# Problem statement
Write out each line word for word. Drop pictures.

>> Begin

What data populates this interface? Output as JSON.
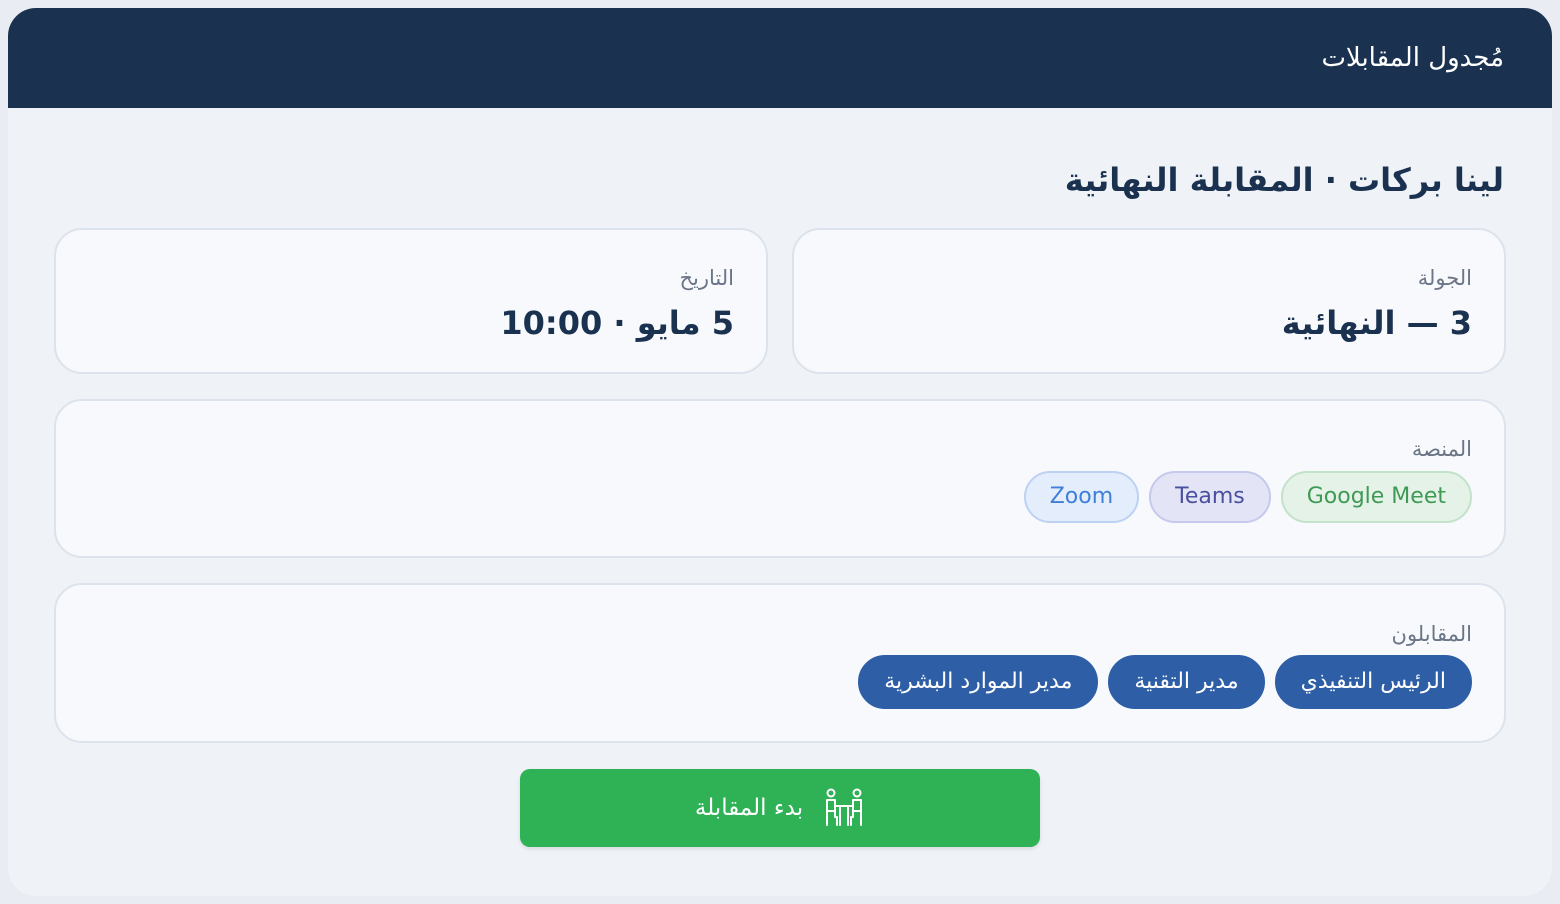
{
  "header": {
    "title": "مُجدول المقابلات"
  },
  "interview": {
    "title": "لينا بركات · المقابلة النهائية"
  },
  "round": {
    "label": "الجولة",
    "value": "3 — النهائية"
  },
  "date": {
    "label": "التاريخ",
    "value": "5 مايو · 10:00"
  },
  "platform": {
    "label": "المنصة",
    "options": [
      "Google Meet",
      "Teams",
      "Zoom"
    ]
  },
  "interviewers": {
    "label": "المقابلون",
    "people": [
      "الرئيس التنفيذي",
      "مدير التقنية",
      "مدير الموارد البشرية"
    ]
  },
  "actions": {
    "start_label": "بدء المقابلة",
    "start_icon": "interview-icon"
  },
  "colors": {
    "header_bg": "#1a314f",
    "accent_blue": "#2e5ea6",
    "start_green": "#2fb155"
  }
}
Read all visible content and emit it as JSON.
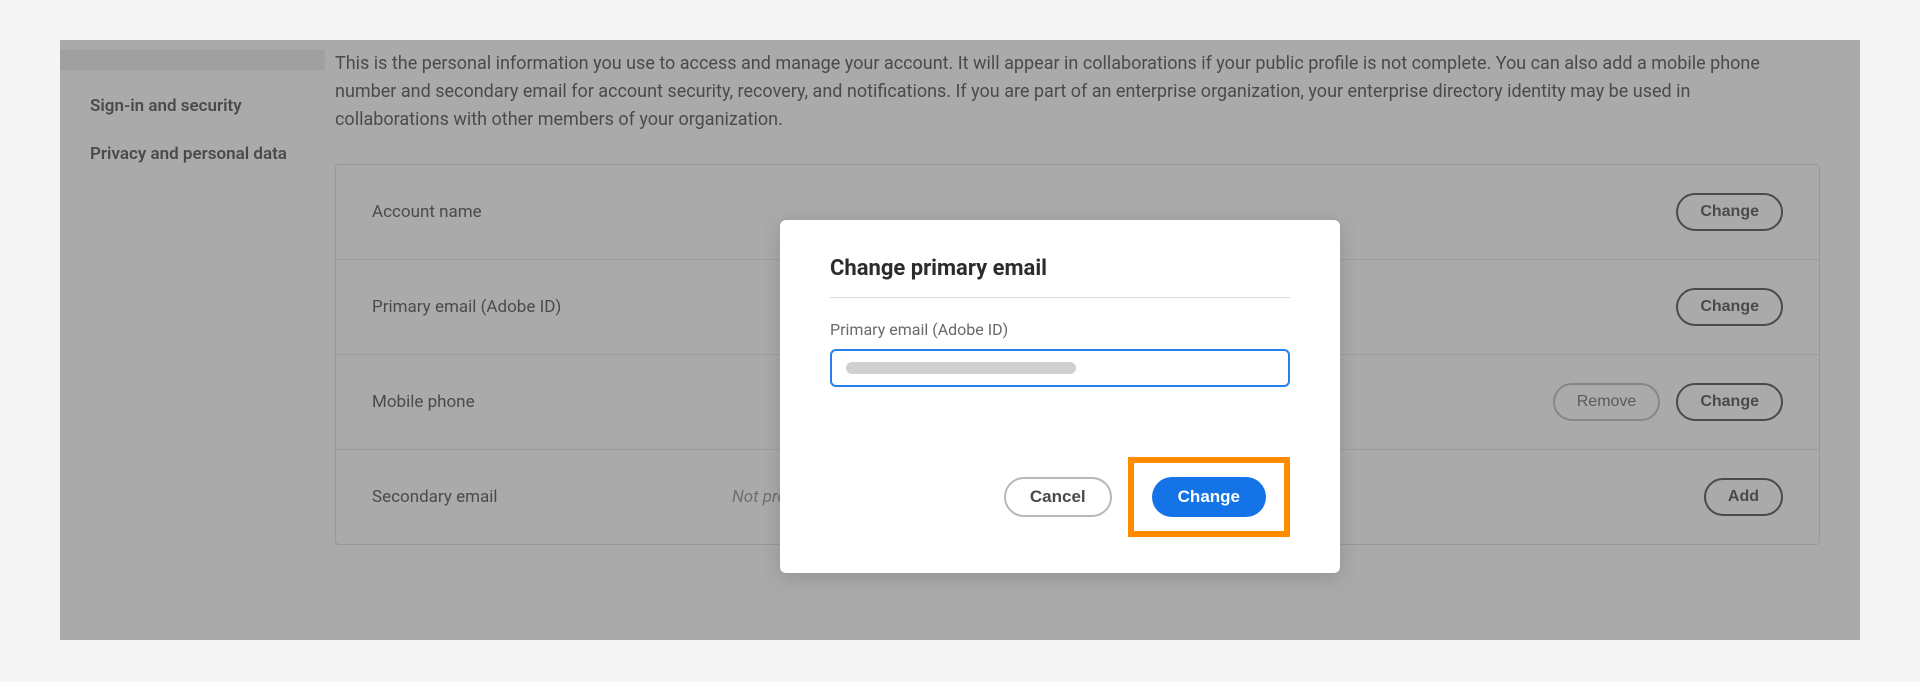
{
  "sidebar": {
    "items": [
      {
        "label": "Sign-in and security"
      },
      {
        "label": "Privacy and personal data"
      }
    ]
  },
  "main": {
    "description": "This is the personal information you use to access and manage your account. It will appear in collaborations if your public profile is not complete. You can also add a mobile phone number and secondary email for account security, recovery, and notifications. If you are part of an enterprise organization, your enterprise directory identity may be used in collaborations with other members of your organization.",
    "rows": [
      {
        "label": "Account name",
        "value": "",
        "actions": [
          {
            "label": "Change",
            "style": "dark"
          }
        ]
      },
      {
        "label": "Primary email (Adobe ID)",
        "value": "",
        "actions": [
          {
            "label": "Change",
            "style": "dark"
          }
        ]
      },
      {
        "label": "Mobile phone",
        "value": "",
        "actions": [
          {
            "label": "Remove",
            "style": "light"
          },
          {
            "label": "Change",
            "style": "dark"
          }
        ]
      },
      {
        "label": "Secondary email",
        "value": "Not provided",
        "actions": [
          {
            "label": "Add",
            "style": "dark"
          }
        ]
      }
    ]
  },
  "modal": {
    "title": "Change primary email",
    "field_label": "Primary email (Adobe ID)",
    "input_value": "",
    "cancel_label": "Cancel",
    "change_label": "Change"
  }
}
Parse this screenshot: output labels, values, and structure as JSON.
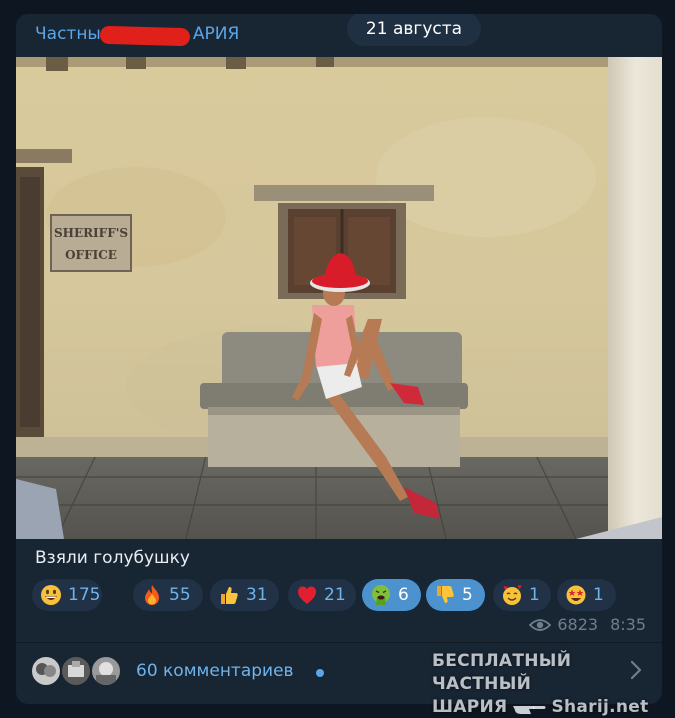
{
  "post": {
    "channel_name_start": "Частны",
    "channel_name_end": "АРИЯ",
    "date": "21 августа",
    "caption": "Взяли голубушку",
    "photo_sign": [
      "SHERIFF'S",
      "OFFICE"
    ],
    "views": "6823",
    "time": "8:35"
  },
  "reactions": [
    {
      "emoji": "grinning-face-icon",
      "count": "175",
      "selected": false
    },
    {
      "emoji": "fire-icon",
      "count": "55",
      "selected": false
    },
    {
      "emoji": "thumbs-up-icon",
      "count": "31",
      "selected": false
    },
    {
      "emoji": "red-heart-icon",
      "count": "21",
      "selected": false
    },
    {
      "emoji": "vomiting-face-icon",
      "count": "6",
      "selected": true
    },
    {
      "emoji": "thumbs-down-icon",
      "count": "5",
      "selected": true
    },
    {
      "emoji": "smiling-face-with-hearts-icon",
      "count": "1",
      "selected": false
    },
    {
      "emoji": "star-struck-icon",
      "count": "1",
      "selected": false
    }
  ],
  "comments": {
    "label": "60 комментариев"
  },
  "watermark": {
    "line1": "БЕСПЛАТНЫЙ ЧАСТНЫЙ",
    "line2_left": "ШАРИЯ",
    "line2_right": "Sharij.net"
  },
  "colors": {
    "background": "#0e1621",
    "bubble": "#182533",
    "accent": "#5aa6e8",
    "reaction_bg": "#213246",
    "reaction_selected": "#4b92cf"
  }
}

>> End

# Exercise response
What data populates this interface? Output as JSON.
{
  "header": {
    "title": "مُجدول المقابلات"
  },
  "interview": {
    "title": "لينا بركات · المقابلة النهائية"
  },
  "round": {
    "label": "الجولة",
    "value": "3 — النهائية"
  },
  "date": {
    "label": "التاريخ",
    "value": "5 مايو · 10:00"
  },
  "platform": {
    "label": "المنصة",
    "options": [
      "Google Meet",
      "Teams",
      "Zoom"
    ]
  },
  "interviewers": {
    "label": "المقابلون",
    "people": [
      "الرئيس التنفيذي",
      "مدير التقنية",
      "مدير الموارد البشرية"
    ]
  },
  "actions": {
    "start_label": "بدء المقابلة",
    "start_icon": "interview-icon"
  },
  "colors": {
    "header_bg": "#1a314f",
    "accent_blue": "#2e5ea6",
    "start_green": "#2fb155"
  }
}
Read all visible content and emit it as JSON.
{
  "sidebar": {
    "items": [
      {
        "label": "Sign-in and security"
      },
      {
        "label": "Privacy and personal data"
      }
    ]
  },
  "main": {
    "description": "This is the personal information you use to access and manage your account. It will appear in collaborations if your public profile is not complete. You can also add a mobile phone number and secondary email for account security, recovery, and notifications. If you are part of an enterprise organization, your enterprise directory identity may be used in collaborations with other members of your organization.",
    "rows": [
      {
        "label": "Account name",
        "value": "",
        "actions": [
          {
            "label": "Change",
            "style": "dark"
          }
        ]
      },
      {
        "label": "Primary email (Adobe ID)",
        "value": "",
        "actions": [
          {
            "label": "Change",
            "style": "dark"
          }
        ]
      },
      {
        "label": "Mobile phone",
        "value": "",
        "actions": [
          {
            "label": "Remove",
            "style": "light"
          },
          {
            "label": "Change",
            "style": "dark"
          }
        ]
      },
      {
        "label": "Secondary email",
        "value": "Not provided",
        "actions": [
          {
            "label": "Add",
            "style": "dark"
          }
        ]
      }
    ]
  },
  "modal": {
    "title": "Change primary email",
    "field_label": "Primary email (Adobe ID)",
    "input_value": "",
    "cancel_label": "Cancel",
    "change_label": "Change"
  }
}
Parse this screenshot: output labels, values, and structure as JSON.
{
  "post": {
    "channel_name_start": "Частны",
    "channel_name_end": "АРИЯ",
    "date": "21 августа",
    "caption": "Взяли голубушку",
    "photo_sign": [
      "SHERIFF'S",
      "OFFICE"
    ],
    "views": "6823",
    "time": "8:35"
  },
  "reactions": [
    {
      "emoji": "grinning-face-icon",
      "count": "175",
      "selected": false
    },
    {
      "emoji": "fire-icon",
      "count": "55",
      "selected": false
    },
    {
      "emoji": "thumbs-up-icon",
      "count": "31",
      "selected": false
    },
    {
      "emoji": "red-heart-icon",
      "count": "21",
      "selected": false
    },
    {
      "emoji": "vomiting-face-icon",
      "count": "6",
      "selected": true
    },
    {
      "emoji": "thumbs-down-icon",
      "count": "5",
      "selected": true
    },
    {
      "emoji": "smiling-face-with-hearts-icon",
      "count": "1",
      "selected": false
    },
    {
      "emoji": "star-struck-icon",
      "count": "1",
      "selected": false
    }
  ],
  "comments": {
    "label": "60 комментариев"
  },
  "watermark": {
    "line1": "БЕСПЛАТНЫЙ ЧАСТНЫЙ",
    "line2_left": "ШАРИЯ",
    "line2_right": "Sharij.net"
  },
  "colors": {
    "background": "#0e1621",
    "bubble": "#182533",
    "accent": "#5aa6e8",
    "reaction_bg": "#213246",
    "reaction_selected": "#4b92cf"
  }
}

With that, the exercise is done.